» **GOAL**:
Scan the lines below for the string "sda是系统盘" and report how many lines contain it, giving only the number.

» **GIVEN ENTRIES**:
┌──

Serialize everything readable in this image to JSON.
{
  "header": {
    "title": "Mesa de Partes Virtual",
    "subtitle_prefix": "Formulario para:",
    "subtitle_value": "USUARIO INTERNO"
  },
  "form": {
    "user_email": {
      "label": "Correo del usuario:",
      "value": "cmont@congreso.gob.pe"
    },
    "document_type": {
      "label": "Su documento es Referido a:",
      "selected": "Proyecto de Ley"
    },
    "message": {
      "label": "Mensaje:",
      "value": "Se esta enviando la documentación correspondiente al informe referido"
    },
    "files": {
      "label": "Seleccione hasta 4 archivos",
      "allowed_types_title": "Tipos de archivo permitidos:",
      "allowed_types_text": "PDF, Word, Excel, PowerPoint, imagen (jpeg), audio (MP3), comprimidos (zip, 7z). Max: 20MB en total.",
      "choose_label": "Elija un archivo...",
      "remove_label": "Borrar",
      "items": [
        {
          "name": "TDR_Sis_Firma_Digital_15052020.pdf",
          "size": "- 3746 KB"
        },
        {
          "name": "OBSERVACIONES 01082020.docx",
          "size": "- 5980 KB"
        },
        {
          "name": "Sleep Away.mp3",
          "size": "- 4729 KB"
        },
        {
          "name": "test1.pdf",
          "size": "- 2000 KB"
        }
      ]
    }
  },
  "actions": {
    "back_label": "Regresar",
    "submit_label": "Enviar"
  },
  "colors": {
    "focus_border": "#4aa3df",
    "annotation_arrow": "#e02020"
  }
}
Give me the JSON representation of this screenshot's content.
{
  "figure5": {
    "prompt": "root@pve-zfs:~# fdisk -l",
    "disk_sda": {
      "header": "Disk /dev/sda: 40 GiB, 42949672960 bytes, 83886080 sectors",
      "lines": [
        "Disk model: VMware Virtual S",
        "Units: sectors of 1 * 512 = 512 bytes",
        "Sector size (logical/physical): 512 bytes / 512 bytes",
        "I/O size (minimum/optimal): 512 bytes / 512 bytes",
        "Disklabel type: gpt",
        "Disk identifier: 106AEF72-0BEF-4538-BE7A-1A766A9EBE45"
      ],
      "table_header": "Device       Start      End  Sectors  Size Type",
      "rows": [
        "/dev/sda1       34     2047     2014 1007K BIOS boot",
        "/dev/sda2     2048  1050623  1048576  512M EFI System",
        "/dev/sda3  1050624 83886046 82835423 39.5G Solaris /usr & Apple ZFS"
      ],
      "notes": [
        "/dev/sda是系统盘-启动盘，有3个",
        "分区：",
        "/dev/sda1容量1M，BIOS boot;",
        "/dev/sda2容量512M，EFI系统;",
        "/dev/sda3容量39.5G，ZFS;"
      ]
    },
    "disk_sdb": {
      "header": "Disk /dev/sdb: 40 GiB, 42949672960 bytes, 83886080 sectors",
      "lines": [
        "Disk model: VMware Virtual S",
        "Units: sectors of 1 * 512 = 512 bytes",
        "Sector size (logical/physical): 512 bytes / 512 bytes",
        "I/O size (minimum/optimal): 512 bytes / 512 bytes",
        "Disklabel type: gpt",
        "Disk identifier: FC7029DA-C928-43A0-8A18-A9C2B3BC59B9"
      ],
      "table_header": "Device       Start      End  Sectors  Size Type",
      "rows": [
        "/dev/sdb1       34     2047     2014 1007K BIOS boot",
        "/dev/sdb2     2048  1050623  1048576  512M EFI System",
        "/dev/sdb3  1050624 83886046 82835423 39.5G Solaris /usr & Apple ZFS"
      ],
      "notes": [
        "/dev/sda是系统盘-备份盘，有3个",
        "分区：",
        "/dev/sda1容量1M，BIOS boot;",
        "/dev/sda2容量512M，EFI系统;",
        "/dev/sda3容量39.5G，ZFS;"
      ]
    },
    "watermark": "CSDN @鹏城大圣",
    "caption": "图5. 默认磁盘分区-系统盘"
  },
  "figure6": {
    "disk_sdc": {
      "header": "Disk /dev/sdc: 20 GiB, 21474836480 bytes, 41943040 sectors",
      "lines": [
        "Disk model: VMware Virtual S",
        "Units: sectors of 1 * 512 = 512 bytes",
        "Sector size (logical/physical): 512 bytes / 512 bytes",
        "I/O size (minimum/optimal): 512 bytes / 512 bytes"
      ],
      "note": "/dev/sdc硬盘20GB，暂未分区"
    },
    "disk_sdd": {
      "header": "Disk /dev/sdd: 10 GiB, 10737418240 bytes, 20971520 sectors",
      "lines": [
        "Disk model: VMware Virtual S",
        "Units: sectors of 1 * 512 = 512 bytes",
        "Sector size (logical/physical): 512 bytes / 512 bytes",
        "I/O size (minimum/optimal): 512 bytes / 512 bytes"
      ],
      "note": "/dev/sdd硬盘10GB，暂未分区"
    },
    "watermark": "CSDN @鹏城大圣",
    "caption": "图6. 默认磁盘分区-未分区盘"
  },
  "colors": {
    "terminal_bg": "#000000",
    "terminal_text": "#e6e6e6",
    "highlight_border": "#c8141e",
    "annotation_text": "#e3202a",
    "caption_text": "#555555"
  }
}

└──

» **ANSWER FOR THIS EXERCISE**:
2